* BEGIN *
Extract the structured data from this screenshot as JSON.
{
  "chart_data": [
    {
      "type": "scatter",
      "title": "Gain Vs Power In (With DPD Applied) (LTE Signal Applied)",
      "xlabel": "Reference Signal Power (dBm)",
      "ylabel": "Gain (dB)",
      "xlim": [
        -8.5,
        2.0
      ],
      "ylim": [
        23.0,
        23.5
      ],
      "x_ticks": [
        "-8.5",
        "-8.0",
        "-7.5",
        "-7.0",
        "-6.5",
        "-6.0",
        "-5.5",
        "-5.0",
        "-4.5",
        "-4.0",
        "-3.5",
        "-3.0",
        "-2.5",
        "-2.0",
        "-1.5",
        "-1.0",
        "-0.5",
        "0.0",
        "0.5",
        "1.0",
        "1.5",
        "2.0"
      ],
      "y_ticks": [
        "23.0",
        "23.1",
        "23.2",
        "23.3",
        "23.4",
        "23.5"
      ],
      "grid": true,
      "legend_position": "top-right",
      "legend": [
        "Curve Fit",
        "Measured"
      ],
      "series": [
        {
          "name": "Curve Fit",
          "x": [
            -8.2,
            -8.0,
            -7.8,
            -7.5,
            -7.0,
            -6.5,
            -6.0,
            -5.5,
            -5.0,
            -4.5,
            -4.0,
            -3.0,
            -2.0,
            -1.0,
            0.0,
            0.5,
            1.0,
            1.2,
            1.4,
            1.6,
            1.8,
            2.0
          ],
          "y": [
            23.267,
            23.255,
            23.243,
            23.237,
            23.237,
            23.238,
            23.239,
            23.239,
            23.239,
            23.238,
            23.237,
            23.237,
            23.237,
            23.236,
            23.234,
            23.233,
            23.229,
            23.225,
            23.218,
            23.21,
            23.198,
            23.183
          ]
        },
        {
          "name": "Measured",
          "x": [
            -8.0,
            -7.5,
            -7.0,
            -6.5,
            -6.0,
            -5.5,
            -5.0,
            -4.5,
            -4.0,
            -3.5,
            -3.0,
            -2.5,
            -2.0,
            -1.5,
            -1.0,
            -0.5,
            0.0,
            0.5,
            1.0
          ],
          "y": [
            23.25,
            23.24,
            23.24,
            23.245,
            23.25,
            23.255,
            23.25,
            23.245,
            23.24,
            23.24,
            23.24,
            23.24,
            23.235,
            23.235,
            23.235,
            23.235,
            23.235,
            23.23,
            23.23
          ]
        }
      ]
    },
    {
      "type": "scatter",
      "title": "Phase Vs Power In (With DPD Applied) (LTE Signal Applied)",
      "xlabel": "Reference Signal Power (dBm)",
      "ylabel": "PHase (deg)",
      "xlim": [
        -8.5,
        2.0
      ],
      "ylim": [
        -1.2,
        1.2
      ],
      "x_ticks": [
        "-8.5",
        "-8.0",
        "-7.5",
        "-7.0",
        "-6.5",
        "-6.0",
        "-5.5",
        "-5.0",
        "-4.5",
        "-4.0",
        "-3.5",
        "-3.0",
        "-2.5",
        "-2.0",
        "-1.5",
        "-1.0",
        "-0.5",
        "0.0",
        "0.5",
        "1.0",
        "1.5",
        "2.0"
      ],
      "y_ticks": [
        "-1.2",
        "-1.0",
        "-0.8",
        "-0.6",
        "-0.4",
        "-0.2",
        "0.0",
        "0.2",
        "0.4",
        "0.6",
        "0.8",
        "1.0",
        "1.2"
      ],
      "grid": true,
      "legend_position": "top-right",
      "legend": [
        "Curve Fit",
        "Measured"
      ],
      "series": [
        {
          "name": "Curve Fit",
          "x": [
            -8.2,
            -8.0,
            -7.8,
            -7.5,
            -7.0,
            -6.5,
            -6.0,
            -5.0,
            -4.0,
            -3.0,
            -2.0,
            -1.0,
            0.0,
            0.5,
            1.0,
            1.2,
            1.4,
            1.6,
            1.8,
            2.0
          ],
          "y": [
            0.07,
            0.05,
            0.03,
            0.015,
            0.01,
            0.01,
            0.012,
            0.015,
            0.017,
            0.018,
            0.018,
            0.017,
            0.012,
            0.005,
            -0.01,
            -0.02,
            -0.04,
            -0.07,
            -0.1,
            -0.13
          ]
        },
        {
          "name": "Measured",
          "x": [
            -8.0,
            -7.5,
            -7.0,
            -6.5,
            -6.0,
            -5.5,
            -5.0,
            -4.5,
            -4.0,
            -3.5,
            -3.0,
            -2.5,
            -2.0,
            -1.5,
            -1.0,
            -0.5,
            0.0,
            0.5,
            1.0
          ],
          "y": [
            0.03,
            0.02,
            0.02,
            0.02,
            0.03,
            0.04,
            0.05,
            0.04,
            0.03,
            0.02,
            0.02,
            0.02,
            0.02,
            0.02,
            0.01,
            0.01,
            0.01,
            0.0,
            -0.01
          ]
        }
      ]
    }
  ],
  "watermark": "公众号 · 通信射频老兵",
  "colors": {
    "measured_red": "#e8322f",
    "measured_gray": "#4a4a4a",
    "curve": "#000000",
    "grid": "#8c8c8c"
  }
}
* END *
# [TASK INSTRUCTIONS]
Where does the word "Signal" appear in the listing? List each line that holds it.

# [ANSWER TO THE PROBLEM]
      "title": "Gain Vs Power In (With DPD Applied) (LTE Signal Applied)",
      "xlabel": "Reference Signal Power (dBm)",
      "title": "Phase Vs Power In (With DPD Applied) (LTE Signal Applied)",
      "xlabel": "Reference Signal Power (dBm)",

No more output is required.